## Task requirements
Do not include the pictures; repeat the rest of the data exactly.

------ Records supplied

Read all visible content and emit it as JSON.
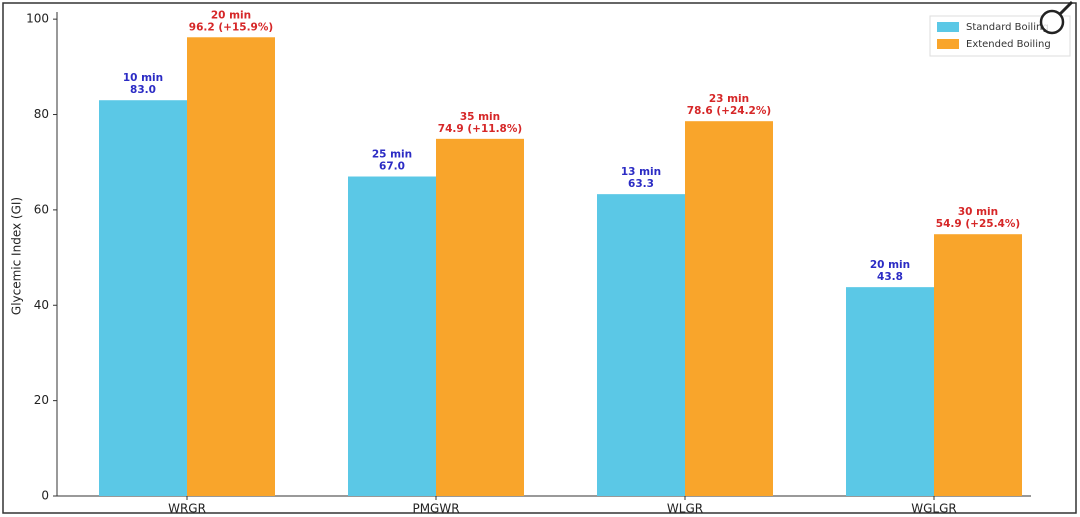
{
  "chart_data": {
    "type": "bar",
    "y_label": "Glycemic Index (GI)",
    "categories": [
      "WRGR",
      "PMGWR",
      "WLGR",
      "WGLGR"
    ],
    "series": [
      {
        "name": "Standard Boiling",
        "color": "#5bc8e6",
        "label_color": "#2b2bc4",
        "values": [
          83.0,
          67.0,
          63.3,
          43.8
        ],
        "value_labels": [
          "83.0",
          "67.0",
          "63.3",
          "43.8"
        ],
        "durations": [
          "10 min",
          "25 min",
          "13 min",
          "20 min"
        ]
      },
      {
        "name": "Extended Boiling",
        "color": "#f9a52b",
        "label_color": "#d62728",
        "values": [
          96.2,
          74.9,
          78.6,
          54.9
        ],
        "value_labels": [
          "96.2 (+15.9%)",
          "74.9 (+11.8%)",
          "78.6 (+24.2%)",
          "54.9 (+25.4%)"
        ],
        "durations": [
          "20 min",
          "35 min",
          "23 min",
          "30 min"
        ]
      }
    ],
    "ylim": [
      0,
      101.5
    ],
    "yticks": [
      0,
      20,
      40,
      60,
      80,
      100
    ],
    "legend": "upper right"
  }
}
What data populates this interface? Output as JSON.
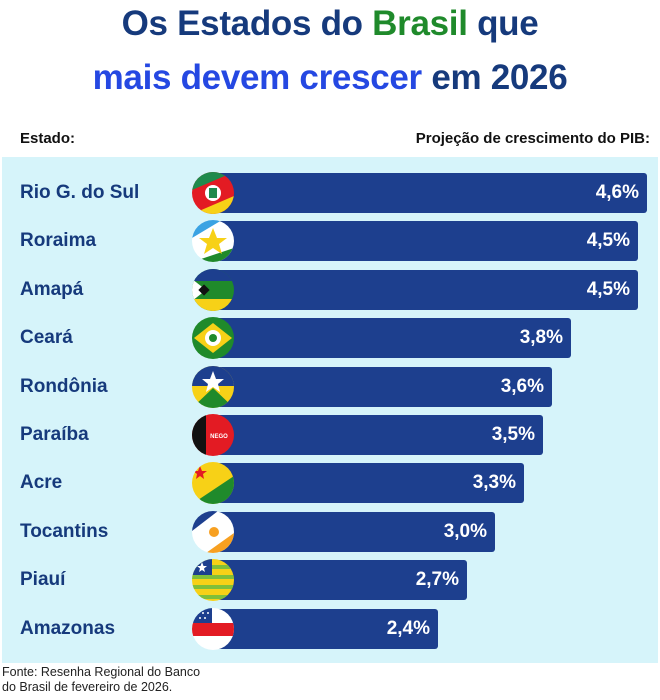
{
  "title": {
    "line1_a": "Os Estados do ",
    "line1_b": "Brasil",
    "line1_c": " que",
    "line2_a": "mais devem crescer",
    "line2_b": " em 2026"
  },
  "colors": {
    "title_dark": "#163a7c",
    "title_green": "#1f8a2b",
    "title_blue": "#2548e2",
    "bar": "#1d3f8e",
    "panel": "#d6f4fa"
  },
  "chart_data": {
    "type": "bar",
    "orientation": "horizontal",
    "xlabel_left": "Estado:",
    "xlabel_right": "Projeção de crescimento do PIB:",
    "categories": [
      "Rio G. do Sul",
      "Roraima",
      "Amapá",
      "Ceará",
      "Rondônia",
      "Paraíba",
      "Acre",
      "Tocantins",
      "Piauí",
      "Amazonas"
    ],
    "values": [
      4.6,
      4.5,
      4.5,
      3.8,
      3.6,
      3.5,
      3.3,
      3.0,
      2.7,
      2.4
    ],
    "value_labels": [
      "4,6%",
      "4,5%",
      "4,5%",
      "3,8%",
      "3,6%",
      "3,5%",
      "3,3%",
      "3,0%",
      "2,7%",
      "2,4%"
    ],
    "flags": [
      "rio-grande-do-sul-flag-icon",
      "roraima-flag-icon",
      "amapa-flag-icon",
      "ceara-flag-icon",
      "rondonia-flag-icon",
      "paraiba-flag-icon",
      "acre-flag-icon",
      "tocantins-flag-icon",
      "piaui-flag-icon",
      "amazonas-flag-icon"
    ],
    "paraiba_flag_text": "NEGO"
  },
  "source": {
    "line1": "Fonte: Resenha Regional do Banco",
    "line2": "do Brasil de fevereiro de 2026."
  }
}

------------

## Solution to this task
Read all visible content and emit it as JSON.
{
  "chart_data": {
    "type": "bar",
    "y_label": "Glycemic Index (GI)",
    "categories": [
      "WRGR",
      "PMGWR",
      "WLGR",
      "WGLGR"
    ],
    "series": [
      {
        "name": "Standard Boiling",
        "color": "#5bc8e6",
        "label_color": "#2b2bc4",
        "values": [
          83.0,
          67.0,
          63.3,
          43.8
        ],
        "value_labels": [
          "83.0",
          "67.0",
          "63.3",
          "43.8"
        ],
        "durations": [
          "10 min",
          "25 min",
          "13 min",
          "20 min"
        ]
      },
      {
        "name": "Extended Boiling",
        "color": "#f9a52b",
        "label_color": "#d62728",
        "values": [
          96.2,
          74.9,
          78.6,
          54.9
        ],
        "value_labels": [
          "96.2 (+15.9%)",
          "74.9 (+11.8%)",
          "78.6 (+24.2%)",
          "54.9 (+25.4%)"
        ],
        "durations": [
          "20 min",
          "35 min",
          "23 min",
          "30 min"
        ]
      }
    ],
    "ylim": [
      0,
      101.5
    ],
    "yticks": [
      0,
      20,
      40,
      60,
      80,
      100
    ],
    "legend": "upper right"
  }
}
What data populates this interface? Output as JSON.
{
  "title": {
    "line1_a": "Os Estados do ",
    "line1_b": "Brasil",
    "line1_c": " que",
    "line2_a": "mais devem crescer",
    "line2_b": " em 2026"
  },
  "colors": {
    "title_dark": "#163a7c",
    "title_green": "#1f8a2b",
    "title_blue": "#2548e2",
    "bar": "#1d3f8e",
    "panel": "#d6f4fa"
  },
  "chart_data": {
    "type": "bar",
    "orientation": "horizontal",
    "xlabel_left": "Estado:",
    "xlabel_right": "Projeção de crescimento do PIB:",
    "categories": [
      "Rio G. do Sul",
      "Roraima",
      "Amapá",
      "Ceará",
      "Rondônia",
      "Paraíba",
      "Acre",
      "Tocantins",
      "Piauí",
      "Amazonas"
    ],
    "values": [
      4.6,
      4.5,
      4.5,
      3.8,
      3.6,
      3.5,
      3.3,
      3.0,
      2.7,
      2.4
    ],
    "value_labels": [
      "4,6%",
      "4,5%",
      "4,5%",
      "3,8%",
      "3,6%",
      "3,5%",
      "3,3%",
      "3,0%",
      "2,7%",
      "2,4%"
    ],
    "flags": [
      "rio-grande-do-sul-flag-icon",
      "roraima-flag-icon",
      "amapa-flag-icon",
      "ceara-flag-icon",
      "rondonia-flag-icon",
      "paraiba-flag-icon",
      "acre-flag-icon",
      "tocantins-flag-icon",
      "piaui-flag-icon",
      "amazonas-flag-icon"
    ],
    "paraiba_flag_text": "NEGO"
  },
  "source": {
    "line1": "Fonte: Resenha Regional do Banco",
    "line2": "do Brasil de fevereiro de 2026."
  }
}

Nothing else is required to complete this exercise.